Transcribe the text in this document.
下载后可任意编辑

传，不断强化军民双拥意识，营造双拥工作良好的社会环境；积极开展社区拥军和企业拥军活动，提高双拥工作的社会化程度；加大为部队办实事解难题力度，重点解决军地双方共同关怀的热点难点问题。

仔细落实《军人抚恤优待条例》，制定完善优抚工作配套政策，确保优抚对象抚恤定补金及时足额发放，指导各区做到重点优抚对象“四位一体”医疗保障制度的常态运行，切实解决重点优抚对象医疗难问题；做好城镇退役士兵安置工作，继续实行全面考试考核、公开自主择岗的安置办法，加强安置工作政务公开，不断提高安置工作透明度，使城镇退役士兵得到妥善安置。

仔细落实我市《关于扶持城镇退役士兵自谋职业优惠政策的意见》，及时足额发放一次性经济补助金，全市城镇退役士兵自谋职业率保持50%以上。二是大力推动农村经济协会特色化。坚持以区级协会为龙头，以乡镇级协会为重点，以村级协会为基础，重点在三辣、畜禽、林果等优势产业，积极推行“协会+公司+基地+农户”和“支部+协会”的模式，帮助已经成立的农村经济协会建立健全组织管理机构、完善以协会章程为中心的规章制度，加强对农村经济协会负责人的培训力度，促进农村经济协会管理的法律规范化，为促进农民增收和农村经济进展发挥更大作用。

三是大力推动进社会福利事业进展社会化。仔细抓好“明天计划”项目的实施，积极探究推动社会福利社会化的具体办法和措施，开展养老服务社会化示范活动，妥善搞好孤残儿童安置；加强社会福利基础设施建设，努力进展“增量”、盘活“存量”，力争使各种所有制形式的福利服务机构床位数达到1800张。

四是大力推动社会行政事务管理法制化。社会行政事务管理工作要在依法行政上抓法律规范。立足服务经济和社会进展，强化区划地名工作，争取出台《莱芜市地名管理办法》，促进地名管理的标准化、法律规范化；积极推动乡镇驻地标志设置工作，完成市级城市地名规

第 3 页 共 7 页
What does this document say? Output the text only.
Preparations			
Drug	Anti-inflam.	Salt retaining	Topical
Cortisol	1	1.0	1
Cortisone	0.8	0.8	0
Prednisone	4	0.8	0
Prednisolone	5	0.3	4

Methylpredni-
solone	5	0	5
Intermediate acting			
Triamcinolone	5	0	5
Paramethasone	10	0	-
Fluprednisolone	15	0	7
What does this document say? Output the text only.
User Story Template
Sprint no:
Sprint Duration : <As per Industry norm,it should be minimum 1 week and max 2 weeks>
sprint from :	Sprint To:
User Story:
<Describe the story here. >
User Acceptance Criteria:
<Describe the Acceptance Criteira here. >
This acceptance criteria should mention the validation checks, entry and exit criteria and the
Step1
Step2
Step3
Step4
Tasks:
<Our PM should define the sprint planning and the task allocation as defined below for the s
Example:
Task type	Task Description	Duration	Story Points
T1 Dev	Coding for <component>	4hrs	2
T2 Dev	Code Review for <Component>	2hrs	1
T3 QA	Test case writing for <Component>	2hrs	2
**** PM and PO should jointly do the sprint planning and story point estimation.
★ ★ ★ ★
Exercise instructions:
Reproduce all data above, unchanged.

Answer to the problem:
Transcribe the text in this document.
下载后可任意编辑

传，不断强化军民双拥意识，营造双拥工作良好的社会环境；积极开展社区拥军和企业拥军活动，提高双拥工作的社会化程度；加大为部队办实事解难题力度，重点解决军地双方共同关怀的热点难点问题。

仔细落实《军人抚恤优待条例》，制定完善优抚工作配套政策，确保优抚对象抚恤定补金及时足额发放，指导各区做到重点优抚对象“四位一体”医疗保障制度的常态运行，切实解决重点优抚对象医疗难问题；做好城镇退役士兵安置工作，继续实行全面考试考核、公开自主择岗的安置办法，加强安置工作政务公开，不断提高安置工作透明度，使城镇退役士兵得到妥善安置。

仔细落实我市《关于扶持城镇退役士兵自谋职业优惠政策的意见》，及时足额发放一次性经济补助金，全市城镇退役士兵自谋职业率保持50%以上。二是大力推动农村经济协会特色化。坚持以区级协会为龙头，以乡镇级协会为重点，以村级协会为基础，重点在三辣、畜禽、林果等优势产业，积极推行“协会+公司+基地+农户”和“支部+协会”的模式，帮助已经成立的农村经济协会建立健全组织管理机构、完善以协会章程为中心的规章制度，加强对农村经济协会负责人的培训力度，促进农村经济协会管理的法律规范化，为促进农民增收和农村经济进展发挥更大作用。

三是大力推动进社会福利事业进展社会化。仔细抓好“明天计划”项目的实施，积极探究推动社会福利社会化的具体办法和措施，开展养老服务社会化示范活动，妥善搞好孤残儿童安置；加强社会福利基础设施建设，努力进展“增量”、盘活“存量”，力争使各种所有制形式的福利服务机构床位数达到1800张。

四是大力推动社会行政事务管理法制化。社会行政事务管理工作要在依法行政上抓法律规范。立足服务经济和社会进展，强化区划地名工作，争取出台《莱芜市地名管理办法》，促进地名管理的标准化、法律规范化；积极推动乡镇驻地标志设置工作，完成市级城市地名规

第 3 页 共 7 页
What does this document say? Output the text only.
Preparations			
Drug	Anti-inflam.	Salt retaining	Topical
Cortisol	1	1.0	1
Cortisone	0.8	0.8	0
Prednisone	4	0.8	0
Prednisolone	5	0.3	4

Methylpredni-
solone	5	0	5
Intermediate acting			
Triamcinolone	5	0	5
Paramethasone	10	0	-
Fluprednisolone	15	0	7
What does this document say? Output the text only.
User Story Template
Sprint no:
Sprint Duration : <As per Industry norm,it should be minimum 1 week and max 2 weeks>
sprint from :	Sprint To:
User Story:
<Describe the story here. >
User Acceptance Criteria:
<Describe the Acceptance Criteira here. >
This acceptance criteria should mention the validation checks, entry and exit criteria and the
Step1
Step2
Step3
Step4
Tasks:
<Our PM should define the sprint planning and the task allocation as defined below for the s
Example:
Task type	Task Description	Duration	Story Points
T1 Dev	Coding for <component>	4hrs	2
T2 Dev	Code Review for <Component>	2hrs	1
T3 QA	Test case writing for <Component>	2hrs	2
**** PM and PO should jointly do the sprint planning and story point estimation.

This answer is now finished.